* _Source records_
— Start —

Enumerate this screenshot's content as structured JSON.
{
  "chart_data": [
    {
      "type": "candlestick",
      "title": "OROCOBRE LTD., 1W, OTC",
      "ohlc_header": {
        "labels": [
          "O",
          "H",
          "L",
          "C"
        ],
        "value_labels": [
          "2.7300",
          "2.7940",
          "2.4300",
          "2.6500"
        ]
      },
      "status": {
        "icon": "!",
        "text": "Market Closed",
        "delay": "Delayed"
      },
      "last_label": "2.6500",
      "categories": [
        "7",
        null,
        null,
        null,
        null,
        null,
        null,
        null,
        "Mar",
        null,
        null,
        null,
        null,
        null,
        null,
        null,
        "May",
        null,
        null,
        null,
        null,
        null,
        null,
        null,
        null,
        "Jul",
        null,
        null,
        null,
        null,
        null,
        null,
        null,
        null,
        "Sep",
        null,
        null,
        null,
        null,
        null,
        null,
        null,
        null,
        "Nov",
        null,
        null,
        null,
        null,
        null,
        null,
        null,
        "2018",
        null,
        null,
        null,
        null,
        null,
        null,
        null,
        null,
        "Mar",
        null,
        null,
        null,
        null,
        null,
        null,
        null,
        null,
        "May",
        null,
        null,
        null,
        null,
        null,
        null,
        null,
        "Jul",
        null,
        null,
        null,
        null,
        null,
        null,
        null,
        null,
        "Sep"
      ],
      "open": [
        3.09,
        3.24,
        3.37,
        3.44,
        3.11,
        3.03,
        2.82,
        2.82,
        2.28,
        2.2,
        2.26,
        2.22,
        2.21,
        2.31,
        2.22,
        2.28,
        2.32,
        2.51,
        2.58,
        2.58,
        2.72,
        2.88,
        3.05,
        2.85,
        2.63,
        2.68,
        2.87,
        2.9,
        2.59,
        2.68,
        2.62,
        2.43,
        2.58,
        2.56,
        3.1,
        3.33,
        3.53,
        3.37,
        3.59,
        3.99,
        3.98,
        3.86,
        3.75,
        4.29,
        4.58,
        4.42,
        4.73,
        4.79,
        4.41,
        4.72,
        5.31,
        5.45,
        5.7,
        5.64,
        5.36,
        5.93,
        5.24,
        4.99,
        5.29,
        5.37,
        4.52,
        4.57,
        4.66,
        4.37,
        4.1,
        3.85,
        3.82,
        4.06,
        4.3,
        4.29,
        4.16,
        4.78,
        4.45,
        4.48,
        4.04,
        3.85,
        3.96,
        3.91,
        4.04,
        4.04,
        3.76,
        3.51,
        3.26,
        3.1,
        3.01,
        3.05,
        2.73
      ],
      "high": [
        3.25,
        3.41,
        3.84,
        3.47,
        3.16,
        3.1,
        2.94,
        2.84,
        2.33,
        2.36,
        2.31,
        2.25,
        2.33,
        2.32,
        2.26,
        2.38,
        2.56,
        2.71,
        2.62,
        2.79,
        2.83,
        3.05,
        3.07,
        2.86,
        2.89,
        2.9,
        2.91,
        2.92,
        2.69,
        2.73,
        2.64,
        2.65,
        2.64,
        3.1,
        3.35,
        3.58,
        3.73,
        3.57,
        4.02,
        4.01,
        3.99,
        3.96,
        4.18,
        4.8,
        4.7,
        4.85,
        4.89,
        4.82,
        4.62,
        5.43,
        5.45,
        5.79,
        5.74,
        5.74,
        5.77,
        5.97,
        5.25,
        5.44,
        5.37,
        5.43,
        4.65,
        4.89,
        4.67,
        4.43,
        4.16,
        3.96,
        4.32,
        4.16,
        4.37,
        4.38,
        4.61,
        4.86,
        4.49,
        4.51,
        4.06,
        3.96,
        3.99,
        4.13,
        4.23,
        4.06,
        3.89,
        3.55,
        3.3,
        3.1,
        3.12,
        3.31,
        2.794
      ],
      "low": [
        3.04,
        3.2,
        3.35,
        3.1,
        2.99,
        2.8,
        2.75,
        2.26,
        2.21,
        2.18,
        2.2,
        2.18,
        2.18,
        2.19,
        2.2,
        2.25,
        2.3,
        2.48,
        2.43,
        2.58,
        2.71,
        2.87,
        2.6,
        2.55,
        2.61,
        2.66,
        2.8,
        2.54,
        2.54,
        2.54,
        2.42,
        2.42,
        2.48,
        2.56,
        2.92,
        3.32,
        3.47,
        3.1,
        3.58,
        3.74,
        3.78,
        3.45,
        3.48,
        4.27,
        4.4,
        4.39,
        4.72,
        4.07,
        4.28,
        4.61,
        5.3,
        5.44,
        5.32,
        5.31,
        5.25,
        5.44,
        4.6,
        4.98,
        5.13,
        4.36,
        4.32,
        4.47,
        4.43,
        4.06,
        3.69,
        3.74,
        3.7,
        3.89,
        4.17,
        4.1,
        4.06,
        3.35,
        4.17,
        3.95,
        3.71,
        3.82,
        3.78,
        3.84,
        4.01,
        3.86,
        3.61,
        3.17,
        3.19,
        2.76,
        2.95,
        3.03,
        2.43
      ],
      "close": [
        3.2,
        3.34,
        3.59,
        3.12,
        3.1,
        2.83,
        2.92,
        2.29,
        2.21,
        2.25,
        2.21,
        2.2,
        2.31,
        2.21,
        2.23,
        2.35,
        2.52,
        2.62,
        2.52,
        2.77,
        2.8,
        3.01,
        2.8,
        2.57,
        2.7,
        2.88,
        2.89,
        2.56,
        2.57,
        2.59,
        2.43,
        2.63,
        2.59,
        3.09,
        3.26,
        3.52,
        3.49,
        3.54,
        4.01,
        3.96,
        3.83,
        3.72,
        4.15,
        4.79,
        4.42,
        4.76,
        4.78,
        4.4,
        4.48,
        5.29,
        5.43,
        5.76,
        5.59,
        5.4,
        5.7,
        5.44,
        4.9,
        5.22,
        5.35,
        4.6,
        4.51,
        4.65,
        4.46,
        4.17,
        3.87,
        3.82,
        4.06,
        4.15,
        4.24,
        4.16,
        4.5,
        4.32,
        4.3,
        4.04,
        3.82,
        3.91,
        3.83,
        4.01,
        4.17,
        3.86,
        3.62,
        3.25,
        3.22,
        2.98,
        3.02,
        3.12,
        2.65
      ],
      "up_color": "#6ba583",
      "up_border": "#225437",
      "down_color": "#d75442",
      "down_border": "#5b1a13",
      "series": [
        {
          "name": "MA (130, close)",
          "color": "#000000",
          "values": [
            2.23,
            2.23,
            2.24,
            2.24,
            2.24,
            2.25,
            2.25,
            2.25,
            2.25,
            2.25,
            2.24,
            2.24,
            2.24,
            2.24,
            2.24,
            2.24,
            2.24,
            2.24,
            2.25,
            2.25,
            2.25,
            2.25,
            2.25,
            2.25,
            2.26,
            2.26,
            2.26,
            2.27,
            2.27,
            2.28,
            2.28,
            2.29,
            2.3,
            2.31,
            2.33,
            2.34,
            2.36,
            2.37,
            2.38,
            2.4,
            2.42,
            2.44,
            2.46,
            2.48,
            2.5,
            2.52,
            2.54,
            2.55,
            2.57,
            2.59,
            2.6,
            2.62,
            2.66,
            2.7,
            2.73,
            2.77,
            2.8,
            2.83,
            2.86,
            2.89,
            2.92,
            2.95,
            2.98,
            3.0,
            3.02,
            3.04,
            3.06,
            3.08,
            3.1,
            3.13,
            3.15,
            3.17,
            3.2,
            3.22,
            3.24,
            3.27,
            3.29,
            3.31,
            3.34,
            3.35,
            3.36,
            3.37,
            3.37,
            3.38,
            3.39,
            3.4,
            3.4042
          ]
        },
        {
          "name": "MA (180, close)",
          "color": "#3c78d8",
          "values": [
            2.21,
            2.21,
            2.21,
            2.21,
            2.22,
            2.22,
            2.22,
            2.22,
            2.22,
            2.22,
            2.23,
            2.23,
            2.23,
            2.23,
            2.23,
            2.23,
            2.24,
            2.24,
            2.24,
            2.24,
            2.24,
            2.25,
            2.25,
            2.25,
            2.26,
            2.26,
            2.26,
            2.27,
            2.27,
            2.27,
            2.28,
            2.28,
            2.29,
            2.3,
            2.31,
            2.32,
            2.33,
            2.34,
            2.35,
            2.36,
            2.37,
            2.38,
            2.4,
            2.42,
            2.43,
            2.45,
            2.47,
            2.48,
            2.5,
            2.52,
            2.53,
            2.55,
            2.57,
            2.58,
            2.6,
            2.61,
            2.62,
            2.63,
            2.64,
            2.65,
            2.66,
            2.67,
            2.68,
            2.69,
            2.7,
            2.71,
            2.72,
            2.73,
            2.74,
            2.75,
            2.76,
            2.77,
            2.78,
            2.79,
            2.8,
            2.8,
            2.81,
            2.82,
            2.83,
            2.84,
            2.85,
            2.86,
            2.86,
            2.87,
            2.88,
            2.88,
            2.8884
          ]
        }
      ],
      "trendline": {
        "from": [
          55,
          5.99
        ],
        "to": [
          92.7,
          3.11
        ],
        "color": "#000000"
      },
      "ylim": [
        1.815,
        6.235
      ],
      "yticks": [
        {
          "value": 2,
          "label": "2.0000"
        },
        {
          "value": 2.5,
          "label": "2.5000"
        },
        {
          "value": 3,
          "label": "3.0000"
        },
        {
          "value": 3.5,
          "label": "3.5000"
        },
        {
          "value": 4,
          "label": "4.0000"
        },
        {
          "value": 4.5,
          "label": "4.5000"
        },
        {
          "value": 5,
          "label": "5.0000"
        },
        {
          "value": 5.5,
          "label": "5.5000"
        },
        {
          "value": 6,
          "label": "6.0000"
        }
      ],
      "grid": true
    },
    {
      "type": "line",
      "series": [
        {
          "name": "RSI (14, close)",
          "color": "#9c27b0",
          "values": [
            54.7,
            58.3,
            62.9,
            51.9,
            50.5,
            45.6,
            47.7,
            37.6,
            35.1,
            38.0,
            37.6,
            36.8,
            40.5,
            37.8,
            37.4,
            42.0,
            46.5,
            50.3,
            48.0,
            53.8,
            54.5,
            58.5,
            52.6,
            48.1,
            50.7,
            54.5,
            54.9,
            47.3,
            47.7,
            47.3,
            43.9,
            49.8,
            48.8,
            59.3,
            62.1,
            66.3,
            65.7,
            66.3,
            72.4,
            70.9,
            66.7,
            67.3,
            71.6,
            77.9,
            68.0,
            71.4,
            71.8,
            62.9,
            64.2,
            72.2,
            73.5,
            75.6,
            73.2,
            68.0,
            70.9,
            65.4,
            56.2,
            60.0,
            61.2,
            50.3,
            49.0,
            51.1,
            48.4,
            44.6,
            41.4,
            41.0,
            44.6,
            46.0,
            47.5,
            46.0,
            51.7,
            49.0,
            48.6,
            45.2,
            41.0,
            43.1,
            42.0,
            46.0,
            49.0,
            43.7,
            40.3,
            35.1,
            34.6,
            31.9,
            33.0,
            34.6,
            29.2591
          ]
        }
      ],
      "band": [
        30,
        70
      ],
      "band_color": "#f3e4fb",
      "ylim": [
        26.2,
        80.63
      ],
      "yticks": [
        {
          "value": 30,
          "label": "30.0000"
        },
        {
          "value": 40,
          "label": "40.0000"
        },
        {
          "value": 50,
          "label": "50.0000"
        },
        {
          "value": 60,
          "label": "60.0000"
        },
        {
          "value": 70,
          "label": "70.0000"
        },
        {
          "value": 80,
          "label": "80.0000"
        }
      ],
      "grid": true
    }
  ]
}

— End —

* _Short problem_
Scan the listing above. Collect all lines with the word "name".

* _Exercise answer_
          "name": "MA (130, close)",
          "name": "MA (180, close)",
          "name": "RSI (14, close)",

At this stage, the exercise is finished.